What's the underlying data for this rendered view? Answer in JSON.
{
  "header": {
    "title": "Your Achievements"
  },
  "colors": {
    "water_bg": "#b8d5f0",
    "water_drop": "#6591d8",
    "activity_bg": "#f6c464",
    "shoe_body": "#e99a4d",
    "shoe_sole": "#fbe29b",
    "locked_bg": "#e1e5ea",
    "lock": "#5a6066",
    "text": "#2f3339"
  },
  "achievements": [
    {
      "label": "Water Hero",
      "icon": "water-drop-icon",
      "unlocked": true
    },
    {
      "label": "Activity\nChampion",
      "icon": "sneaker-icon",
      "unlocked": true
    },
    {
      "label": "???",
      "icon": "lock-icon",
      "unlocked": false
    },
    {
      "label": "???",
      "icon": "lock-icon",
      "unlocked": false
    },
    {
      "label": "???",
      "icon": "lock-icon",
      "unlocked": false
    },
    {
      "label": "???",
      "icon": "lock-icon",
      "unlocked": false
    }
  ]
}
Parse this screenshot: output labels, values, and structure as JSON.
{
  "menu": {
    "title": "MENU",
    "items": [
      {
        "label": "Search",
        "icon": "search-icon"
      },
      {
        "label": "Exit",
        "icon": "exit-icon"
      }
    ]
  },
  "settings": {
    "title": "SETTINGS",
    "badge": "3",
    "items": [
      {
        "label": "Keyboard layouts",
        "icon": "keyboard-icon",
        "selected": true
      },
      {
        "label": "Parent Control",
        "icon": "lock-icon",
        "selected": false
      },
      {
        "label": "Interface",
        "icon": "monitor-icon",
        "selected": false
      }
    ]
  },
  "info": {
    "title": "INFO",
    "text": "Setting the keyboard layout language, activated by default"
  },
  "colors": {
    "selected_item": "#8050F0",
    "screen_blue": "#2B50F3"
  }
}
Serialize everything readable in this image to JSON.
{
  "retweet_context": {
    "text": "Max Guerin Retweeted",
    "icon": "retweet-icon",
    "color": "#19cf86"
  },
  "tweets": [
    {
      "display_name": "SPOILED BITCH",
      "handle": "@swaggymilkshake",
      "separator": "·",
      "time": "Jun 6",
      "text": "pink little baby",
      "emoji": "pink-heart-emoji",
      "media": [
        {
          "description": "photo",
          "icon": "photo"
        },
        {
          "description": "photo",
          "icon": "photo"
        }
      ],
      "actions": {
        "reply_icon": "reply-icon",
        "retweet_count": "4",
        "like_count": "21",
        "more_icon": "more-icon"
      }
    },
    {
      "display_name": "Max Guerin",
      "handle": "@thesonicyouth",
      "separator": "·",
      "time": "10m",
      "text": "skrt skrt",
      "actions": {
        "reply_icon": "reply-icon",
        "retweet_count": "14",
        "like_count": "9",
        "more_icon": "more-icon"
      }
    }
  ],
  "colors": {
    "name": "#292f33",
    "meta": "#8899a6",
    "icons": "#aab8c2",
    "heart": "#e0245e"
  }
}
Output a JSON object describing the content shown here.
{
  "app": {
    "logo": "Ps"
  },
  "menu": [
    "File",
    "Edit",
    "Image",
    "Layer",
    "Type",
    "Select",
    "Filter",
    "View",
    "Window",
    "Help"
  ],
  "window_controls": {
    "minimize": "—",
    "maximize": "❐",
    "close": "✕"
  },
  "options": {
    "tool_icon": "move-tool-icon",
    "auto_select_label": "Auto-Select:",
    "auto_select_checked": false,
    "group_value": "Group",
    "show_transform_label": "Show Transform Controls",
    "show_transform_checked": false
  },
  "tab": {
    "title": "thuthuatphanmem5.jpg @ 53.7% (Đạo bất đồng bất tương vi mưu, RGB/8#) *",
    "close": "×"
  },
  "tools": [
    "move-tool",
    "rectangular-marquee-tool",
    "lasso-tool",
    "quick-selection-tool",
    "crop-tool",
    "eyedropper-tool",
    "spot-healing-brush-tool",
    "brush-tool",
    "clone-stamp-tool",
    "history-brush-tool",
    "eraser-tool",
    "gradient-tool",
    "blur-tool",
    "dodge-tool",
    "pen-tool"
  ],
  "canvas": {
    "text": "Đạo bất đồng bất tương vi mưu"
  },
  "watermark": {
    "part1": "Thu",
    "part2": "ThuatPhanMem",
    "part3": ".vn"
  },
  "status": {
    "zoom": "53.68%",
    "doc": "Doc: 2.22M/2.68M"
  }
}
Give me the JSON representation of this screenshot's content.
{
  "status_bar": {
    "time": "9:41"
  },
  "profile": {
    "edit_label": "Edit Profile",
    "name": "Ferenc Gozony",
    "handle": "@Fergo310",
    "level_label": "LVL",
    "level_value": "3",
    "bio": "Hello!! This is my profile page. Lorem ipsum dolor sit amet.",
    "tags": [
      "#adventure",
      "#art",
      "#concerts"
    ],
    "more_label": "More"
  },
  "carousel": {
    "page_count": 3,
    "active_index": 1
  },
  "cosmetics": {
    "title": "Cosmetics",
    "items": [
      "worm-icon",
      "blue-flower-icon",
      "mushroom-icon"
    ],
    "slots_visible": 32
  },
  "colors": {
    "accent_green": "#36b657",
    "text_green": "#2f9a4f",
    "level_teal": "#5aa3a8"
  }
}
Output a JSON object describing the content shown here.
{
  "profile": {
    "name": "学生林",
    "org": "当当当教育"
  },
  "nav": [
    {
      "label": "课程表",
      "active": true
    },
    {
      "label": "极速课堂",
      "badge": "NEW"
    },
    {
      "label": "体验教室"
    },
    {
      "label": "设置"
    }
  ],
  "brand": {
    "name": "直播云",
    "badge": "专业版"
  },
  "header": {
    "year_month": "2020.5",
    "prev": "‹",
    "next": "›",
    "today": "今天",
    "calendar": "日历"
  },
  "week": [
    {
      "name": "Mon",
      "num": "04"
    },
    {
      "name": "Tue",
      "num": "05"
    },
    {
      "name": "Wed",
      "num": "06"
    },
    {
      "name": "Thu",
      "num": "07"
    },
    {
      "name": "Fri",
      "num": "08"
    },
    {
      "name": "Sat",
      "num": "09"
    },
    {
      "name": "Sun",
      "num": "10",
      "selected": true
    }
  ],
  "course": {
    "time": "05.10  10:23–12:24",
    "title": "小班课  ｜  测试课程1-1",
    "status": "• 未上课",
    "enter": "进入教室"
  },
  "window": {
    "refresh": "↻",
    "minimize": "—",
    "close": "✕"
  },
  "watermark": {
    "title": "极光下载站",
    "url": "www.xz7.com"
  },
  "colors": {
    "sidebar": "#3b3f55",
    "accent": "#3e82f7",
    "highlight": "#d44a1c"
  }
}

====

» **REQUIRED WORK**
Extract each line from the entries above that contains the string "Guerin".

» **EXERCISE OUTPUT**
    "text": "Max Guerin Retweeted",
      "display_name": "Max Guerin",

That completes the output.